## Required actions
**A)** In the researcher profile page, list every sentence of the paper abstract that begins with the word "We".
**B)** Retype the stretch of the researcher profile page from "I am a senior" through "let me know." character for character.

## Excerpt provided
_____
Profile picture of Geoffrey Castillo

Geoffrey Castillo

Senior Researcher, Vienna Center for Experimental Economics

geoffrey.castillo@univie.ac.at

CV

I am on the job market this year!

I am a senior researcher at the Vienna Center for Experimental Economics of the University of Vienna. I am also lab manager of our lab.

I have put together a list of resources that I have found helpful when starting in academia. If you know any other, please let me know.

Publications

Job market paper

  • Similarity and social discounting, with Benjamin Beranek

    We show how to measure social distance and study social discounting. Social discounting refers to the idea that decision-makers discount payoffs received by others as a function of social distance. We measure social distances via interpersonal similarity; that is, how similar or different others are to the decision-maker. In two large, pre-registered online experiments, we set up a choice task where subjects make repeated choices between options that provide different amounts of money to recipients at different degrees of similarity. Our experiment controls for a number of factors to cleanly measure preferences. We estimate a social discount function and find evidence for social discounting. Our estimates imply that $1 given to to a dissimilar other is worth only about $0.83 to the decision-maker. We also find evidence for quasi-hyperbolic social discounting.
_____
Items from a dataset:
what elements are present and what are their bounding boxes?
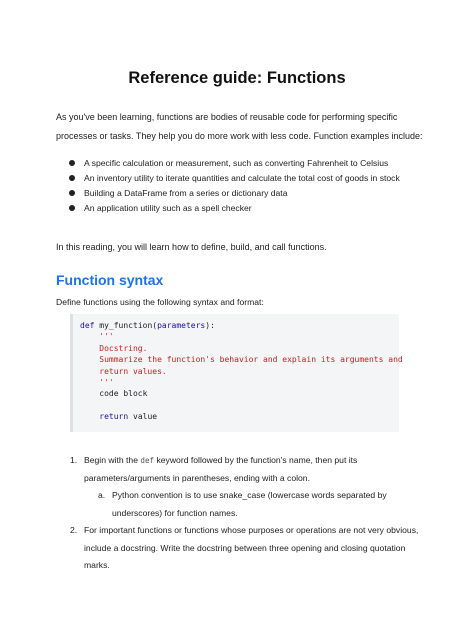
page-title: Reference guide: Functions [128, 69, 346, 88]
code-text: def my_function(parameters): ''' Docstring. Summarize the function's behavior and explain its arguments and return values. ''' code block return value [80, 321, 403, 422]
list-item: An inventory utility to iterate quantities and calculate the total cost of goods in stock [69, 171, 449, 186]
examples-list [69, 156, 449, 216]
list-item: A specific calculation or measurement, such as converting Fahrenheit to Celsius [69, 156, 449, 171]
define-sentence: Define functions using the following syntax and format: [56, 297, 264, 307]
list-item: Building a DataFrame from a series or dictionary data [69, 186, 449, 201]
list-item: 1. Begin with the def keyword followed by the function's name, then put its parameters/arguments in parentheses, ending with a colon. a. Python convention is to use snake_case (lowercase words separated by underscores) for function names. [70, 452, 430, 522]
bullet-icon [69, 175, 75, 181]
bullet-icon [69, 160, 75, 166]
list-item: 2. For important functions or functions whose purposes or operations are not very obvious, include a docstring. Write the docstring between three opening and closing quotation marks. [70, 525, 419, 570]
code-block [70, 314, 403, 432]
inline-code: def [140, 456, 155, 465]
section-heading: Function syntax [56, 272, 164, 288]
intro-paragraph: As you've been learning, functions are bodies of reusable code for performing specific processes or tasks. They help you do more work with less code. Function examples include: [56, 112, 423, 141]
list-item: An application utility such as a spell checker [69, 201, 449, 216]
bullet-icon [69, 190, 75, 196]
sub-list [84, 487, 430, 522]
bullet-icon [69, 205, 75, 211]
steps-list [70, 452, 430, 575]
learn-sentence: In this reading, you will learn how to define, build, and call functions. [56, 242, 327, 252]
list-item: a. Python convention is to use snake_case (lowercase words separated by underscores) for function names. [98, 490, 387, 518]
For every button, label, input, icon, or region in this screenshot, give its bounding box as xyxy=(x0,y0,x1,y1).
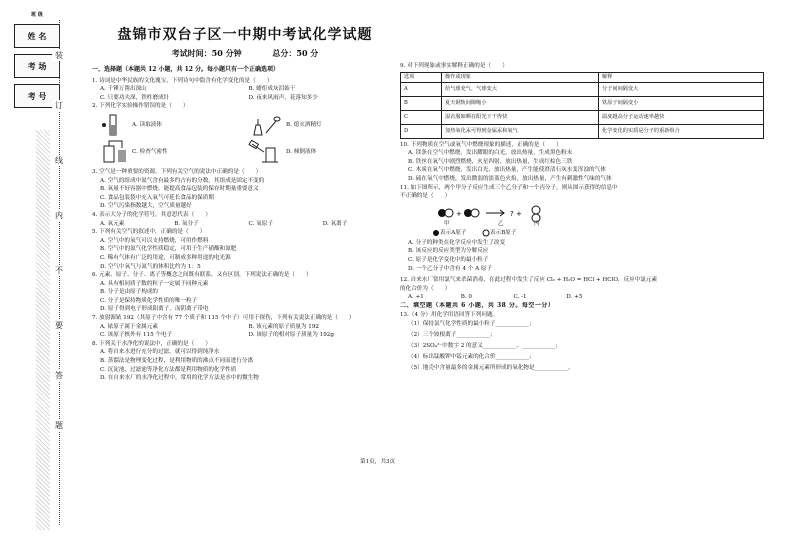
option-c[interactable]: C. 分子是保持物质化学性质的唯一粒子 xyxy=(100,297,198,304)
option-a[interactable]: A. 氧元素 xyxy=(100,220,125,227)
fill-blank-3[interactable]: （3）2SO₄²⁻中数字 2 的意义____________、____________； xyxy=(408,343,562,350)
table-cell: 湿衣服晾晒在阳光下干得快 xyxy=(442,110,599,124)
option-c[interactable]: C. 原子是化学变化中的最小粒子 xyxy=(408,256,489,263)
table-cell: B xyxy=(401,96,442,110)
table-header: 操作或现象 xyxy=(442,72,599,82)
option-b[interactable]: B. 该反应的反应类型为分解反应 xyxy=(408,248,489,255)
question-4-options xyxy=(92,220,397,229)
table-cell: A xyxy=(401,82,442,96)
table-row[interactable] xyxy=(401,124,764,138)
question-12-options xyxy=(400,293,785,302)
binding-char: 装 xyxy=(52,50,66,61)
label-yi: 乙 xyxy=(498,220,504,227)
option-a[interactable]: A. 空气中的氧气可以支持燃烧，可用作燃料 xyxy=(100,237,209,244)
option-d[interactable]: D. 氧离子 xyxy=(322,220,348,227)
option-b[interactable]: B. 空气中的氮气化学性质稳定，可用于生产硝酸和氮肥 xyxy=(100,246,237,253)
option-d[interactable]: D. 空气中氧气与氮气的体积比约为 1：5 xyxy=(100,263,201,270)
airtight-check-icon xyxy=(98,140,128,164)
exam-score: 总分：50 分 xyxy=(272,48,319,58)
hatch-pattern xyxy=(36,130,50,530)
option-c[interactable]: C. 食品包装袋中充入氧气可延长食品的保质期 xyxy=(100,194,214,201)
option-c[interactable]: C. 氧原子 xyxy=(248,220,273,227)
name-field[interactable]: 姓 名 xyxy=(14,24,60,48)
table-header: 选项 xyxy=(401,72,442,82)
section-2-heading: 二、填空题（本题共 6 小题，共 38 分。每空一分） xyxy=(400,301,555,309)
binding-char: 订 xyxy=(52,100,66,111)
question-1: 1. 诗词是中华民族的文化瑰宝，下列诗句中隐含有化学变化的是（ ） xyxy=(92,77,273,84)
option-c[interactable]: C. 木炭在氧气中燃烧，发出白光，放出热量，产生能使澄清石灰水变浑浊的气体 xyxy=(408,167,606,174)
left-column xyxy=(92,66,397,383)
option-d[interactable]: D. 夜来风雨声，花落知多少 xyxy=(248,94,318,101)
option-d[interactable]: D. 空气污染指数越大，空气质量越好 xyxy=(100,203,192,210)
page-number: 第1页，共3页 xyxy=(360,459,396,465)
fill-blank-4[interactable]: （4）标出锰酸钾中锰元素的化合价____________； xyxy=(408,354,535,361)
option-b[interactable]: B. 铁丝在氧气中剧烈燃烧，火星四射，放出热量，生成红棕色三铁 xyxy=(408,158,573,165)
exam-time: 考试时间：50 分钟 xyxy=(171,48,242,58)
question-5: 5. 下列有关空气的叙述中，正确的是（ ） xyxy=(92,229,206,236)
option-a[interactable]: A. 具有相同质子数的粒子一定属于同种元素 xyxy=(100,280,209,287)
option-a[interactable]: A. +1 xyxy=(408,294,424,301)
question-7: 7. 放射源铱 192（其原子中含有 77 个质子和 115 个中子）可用于探伤，下列有关说法正确的是（ ） xyxy=(92,315,355,322)
label-jia: 甲 xyxy=(444,220,450,227)
option-a[interactable]: A. 镁条在空气中燃烧，发出耀眼的白光，放出热量，生成黑色粉末 xyxy=(408,150,573,157)
exam-number-field[interactable]: 考 号 xyxy=(14,84,60,108)
option-a[interactable]: A. 分子的种类在化学反应中发生了改变 xyxy=(408,239,506,246)
question-2-figures xyxy=(92,112,392,166)
option-b[interactable]: B. 蒸馏法是物理变化过程，是利用物质的沸点不同而进行分离 xyxy=(100,358,254,365)
figure-b[interactable]: B. 熄灭酒精灯 xyxy=(242,112,392,138)
option-a[interactable]: A. 空气的组成中氮气含有最多约占有的分数，其组成是固定不变的 xyxy=(100,177,265,184)
table-cell: 化学变化的实质是分子的重新组合 xyxy=(599,124,764,138)
option-c[interactable]: C. -1 xyxy=(513,294,527,301)
binding-char: 线 xyxy=(52,155,66,166)
binding-char: 要 xyxy=(52,320,66,331)
exam-room-field[interactable]: 考 场 xyxy=(14,54,60,78)
table-header-row xyxy=(401,72,764,82)
legend-a-atom: 表示A原子 xyxy=(440,229,467,236)
option-d[interactable]: D. 原子得到电子形成阳离子，而阴离子带电 xyxy=(100,306,209,313)
option-a[interactable]: A. 将自来水进行充分的过滤，就可以得到纯净水 xyxy=(100,349,220,356)
figure-c[interactable]: C. 检查气密性 xyxy=(92,139,242,165)
exam-title: 盘锦市双台子区一中期中考试化学试题 xyxy=(117,27,373,43)
table-cell: 分子间间隔变大 xyxy=(599,82,764,96)
exam-info xyxy=(80,48,410,59)
question-7-options xyxy=(92,331,397,340)
molecule-diagram xyxy=(400,203,785,237)
option-c[interactable]: C. 该原子核外有 115 个电子 xyxy=(100,332,173,339)
question-10: 10. 下列物质在空气或氧气中燃烧现象的描述，正确的是（ ） xyxy=(400,141,562,148)
pour-liquid-icon xyxy=(248,140,282,164)
table-row[interactable] xyxy=(401,96,764,110)
option-d[interactable]: D. 一个乙分子中含有 4 个 A 原子 xyxy=(408,265,493,272)
option-b[interactable]: B. 蜡炬成灰泪始干 xyxy=(248,86,296,93)
table-cell: 铁原子间隔变小 xyxy=(599,96,764,110)
option-d[interactable]: D. 硫在氧气中燃烧，发出微弱的淡蓝色火焰，放出热量，产生有刺激性气味的气体 xyxy=(408,175,612,182)
option-b[interactable]: B. 氧量不好容器中燃烧，能提高食品包装的保存时期量重要意义 xyxy=(100,186,259,193)
table-cell: 加热氧化汞可得到金属汞和氧气 xyxy=(442,124,599,138)
figure-a[interactable]: A. 读取液体 xyxy=(92,112,242,138)
table-cell: 给气球充气，气球变大 xyxy=(442,82,599,96)
question-12-cont: 的化合价为（ ） xyxy=(400,285,451,292)
option-b[interactable]: B. 分子是由原子构成的 xyxy=(100,289,159,296)
table-row[interactable] xyxy=(401,110,764,124)
table-header: 解释 xyxy=(599,72,764,82)
question-11: 11. 如下图所示，两个甲分子反应生成三个乙分子和一个丙分子，则从图示获得的信息中 xyxy=(400,184,618,191)
section-1-heading: 一、选择题（本题共 12 小题，共 12 分。每小题只有一个正确选项） xyxy=(92,66,280,73)
table-cell: 夏天钢轨间隙缩小 xyxy=(442,96,599,110)
table-cell: 温度越高分子运动速率越快 xyxy=(599,110,764,124)
question-7-options xyxy=(92,323,397,332)
question-13: 13.（4 分）用化学用语回答下列问题。 xyxy=(400,311,499,318)
fill-blank-2[interactable]: （2）三个铵根离子____________； xyxy=(408,332,496,339)
class-label: 班 级 xyxy=(31,11,43,18)
question-11-cont: 不正确的是（ ） xyxy=(400,193,451,200)
question-9: 9. 对下列现象或事实解释正确的是（ ） xyxy=(400,63,508,69)
alcohol-lamp-icon xyxy=(248,113,282,137)
binding-char: 不 xyxy=(52,265,66,276)
fill-blank-5[interactable]: （5）地壳中含量最多的金属元素所形成的氧化物是____________。 xyxy=(408,365,574,372)
binding-line xyxy=(52,20,68,525)
option-d[interactable]: D. 该原子的相对原子质量为 192g xyxy=(248,332,334,339)
option-d[interactable]: D. 在自来水厂的水净化过程中，常用的化学方法是水中的微生物 xyxy=(100,375,259,382)
option-c[interactable]: C. 沉淀池、过滤池等净化方法都是利用物质的化学性质 xyxy=(100,366,237,373)
option-b[interactable]: B. 氧分子 xyxy=(174,220,199,227)
table-row[interactable] xyxy=(401,82,764,96)
table-cell: C xyxy=(401,110,442,124)
label-bing: 丙 xyxy=(534,220,540,227)
option-c[interactable]: C. 只要功夫深，铁杵磨成针 xyxy=(100,94,170,101)
question-3: 3. 空气是一种重要的资源。下列有关空气的说法中正确的是（ ） xyxy=(92,168,262,175)
question-1-options xyxy=(92,85,397,94)
binding-char: 内 xyxy=(52,210,66,221)
legend-b-atom: 表示B原子 xyxy=(490,229,517,236)
option-c[interactable]: C. 稀有气体有广泛的用途，可制成多种用途的电光源 xyxy=(100,254,231,261)
binding-char: 题 xyxy=(52,420,66,431)
question-6: 6. 元素、原子、分子、离子等概念之间既有联系，又有区别，下列说法正确的是（ ） xyxy=(92,272,312,279)
option-a[interactable]: A. 铱原子属于金属元素 xyxy=(100,323,158,330)
question-9-table xyxy=(400,72,764,139)
question-4: 4. 表示大分子的化学符号，其意思代表（ ） xyxy=(92,211,211,218)
option-b[interactable]: B. 该元素的原子质量为 192 xyxy=(248,323,319,330)
svg-text:+: + xyxy=(456,209,462,218)
right-column xyxy=(400,62,785,374)
option-b[interactable]: B. 0 xyxy=(460,294,472,301)
option-d[interactable]: D. +5 xyxy=(566,294,583,301)
fill-blank-1[interactable]: （1）保持氯气化学性质的最小粒子____________； xyxy=(408,321,535,328)
table-cell: D xyxy=(401,124,442,138)
question-1-options xyxy=(92,94,397,103)
graduated-cylinder-icon xyxy=(98,113,128,137)
question-8: 8. 下列关于水净化的说法中，正确的是（ ） xyxy=(92,340,211,347)
binding-char: 答 xyxy=(52,370,66,381)
figure-d[interactable]: D. 倾倒液体 xyxy=(242,139,392,165)
option-a[interactable]: A. 千锤万凿出深山 xyxy=(100,86,147,93)
question-2: 2. 下列化学实验操作错误的是（ ） xyxy=(92,103,189,110)
svg-text:? +: ? + xyxy=(510,209,522,218)
question-12: 12. 自来水厂常用氯气来杀菌消毒，在此过程中发生了反应 Cl₂ + H₂O = HCl + HClO，反应中氯元素 xyxy=(400,277,658,284)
_____
## Final answers
**A)**
- We show how to measure social distance and study social discounting.
- We measure social distances via interpersonal similarity; that is, how similar or different others are to the decision-maker.
- We estimate a social discount function and find evidence for social discounting.
- We also find evidence for quasi-hyperbolic social discounting.

**B)**
I am a senior researcher at the Vienna Center for Experimental Economics of the University of Vienna. I am also lab manager of our lab.

I have put together a list of resources that I have found helpful when starting in academia. If you know any other, please let me know.